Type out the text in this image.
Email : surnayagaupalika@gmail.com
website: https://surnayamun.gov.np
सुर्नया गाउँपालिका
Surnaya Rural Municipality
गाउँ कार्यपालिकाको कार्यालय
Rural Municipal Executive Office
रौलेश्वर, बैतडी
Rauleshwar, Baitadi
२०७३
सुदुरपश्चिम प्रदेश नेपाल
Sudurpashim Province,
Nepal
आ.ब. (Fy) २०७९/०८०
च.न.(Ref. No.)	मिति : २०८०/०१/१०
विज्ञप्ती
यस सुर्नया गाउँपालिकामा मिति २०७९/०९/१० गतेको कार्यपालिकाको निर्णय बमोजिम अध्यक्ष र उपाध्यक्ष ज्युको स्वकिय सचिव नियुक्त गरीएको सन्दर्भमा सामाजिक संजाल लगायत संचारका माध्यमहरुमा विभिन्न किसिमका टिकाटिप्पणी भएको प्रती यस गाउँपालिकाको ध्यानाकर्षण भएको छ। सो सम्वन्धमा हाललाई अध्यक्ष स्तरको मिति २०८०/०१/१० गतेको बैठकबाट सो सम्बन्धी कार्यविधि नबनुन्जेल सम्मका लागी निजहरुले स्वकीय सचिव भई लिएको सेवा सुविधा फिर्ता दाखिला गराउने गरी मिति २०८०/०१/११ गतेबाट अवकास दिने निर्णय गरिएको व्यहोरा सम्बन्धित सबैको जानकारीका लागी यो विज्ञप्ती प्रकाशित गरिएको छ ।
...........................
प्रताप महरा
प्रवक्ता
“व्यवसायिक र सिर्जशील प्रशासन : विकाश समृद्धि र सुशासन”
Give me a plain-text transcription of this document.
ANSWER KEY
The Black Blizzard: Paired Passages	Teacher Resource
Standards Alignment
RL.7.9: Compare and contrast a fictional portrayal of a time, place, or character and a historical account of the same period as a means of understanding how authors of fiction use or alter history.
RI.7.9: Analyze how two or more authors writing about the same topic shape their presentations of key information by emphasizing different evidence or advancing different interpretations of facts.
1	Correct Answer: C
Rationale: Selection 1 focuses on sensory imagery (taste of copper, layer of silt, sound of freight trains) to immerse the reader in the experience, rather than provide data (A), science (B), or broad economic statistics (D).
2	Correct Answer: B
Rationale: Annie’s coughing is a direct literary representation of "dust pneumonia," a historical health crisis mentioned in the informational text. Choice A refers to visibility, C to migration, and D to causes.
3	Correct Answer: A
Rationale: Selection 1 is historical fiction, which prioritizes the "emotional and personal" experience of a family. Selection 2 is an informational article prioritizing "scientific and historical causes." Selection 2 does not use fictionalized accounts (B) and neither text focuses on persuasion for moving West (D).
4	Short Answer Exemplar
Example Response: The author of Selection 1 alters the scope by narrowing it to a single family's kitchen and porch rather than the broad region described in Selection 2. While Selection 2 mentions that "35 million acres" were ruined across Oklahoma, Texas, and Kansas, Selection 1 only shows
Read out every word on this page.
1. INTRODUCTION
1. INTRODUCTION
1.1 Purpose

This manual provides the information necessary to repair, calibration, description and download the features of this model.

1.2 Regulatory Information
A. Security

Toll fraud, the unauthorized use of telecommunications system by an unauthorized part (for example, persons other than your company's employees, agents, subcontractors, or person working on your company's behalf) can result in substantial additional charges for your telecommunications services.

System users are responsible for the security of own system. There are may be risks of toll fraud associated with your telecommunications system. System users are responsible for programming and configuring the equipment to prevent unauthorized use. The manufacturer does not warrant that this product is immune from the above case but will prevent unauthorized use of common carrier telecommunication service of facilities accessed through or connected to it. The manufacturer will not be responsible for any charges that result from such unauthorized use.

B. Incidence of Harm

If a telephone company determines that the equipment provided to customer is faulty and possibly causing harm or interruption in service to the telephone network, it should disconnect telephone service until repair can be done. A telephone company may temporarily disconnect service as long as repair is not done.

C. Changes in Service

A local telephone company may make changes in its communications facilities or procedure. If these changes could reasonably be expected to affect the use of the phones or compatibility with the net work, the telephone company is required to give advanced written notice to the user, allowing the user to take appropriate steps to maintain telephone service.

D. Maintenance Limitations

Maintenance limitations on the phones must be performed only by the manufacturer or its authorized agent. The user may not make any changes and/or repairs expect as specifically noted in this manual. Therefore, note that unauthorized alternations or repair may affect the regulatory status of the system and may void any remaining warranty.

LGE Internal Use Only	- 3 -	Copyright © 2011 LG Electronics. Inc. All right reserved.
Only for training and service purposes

---

● The task:
Sift the material for lines with the string "Rural". Copy each one found.

● Result of the exercise:
Surnaya Rural Municipality
Rural Municipal Executive Office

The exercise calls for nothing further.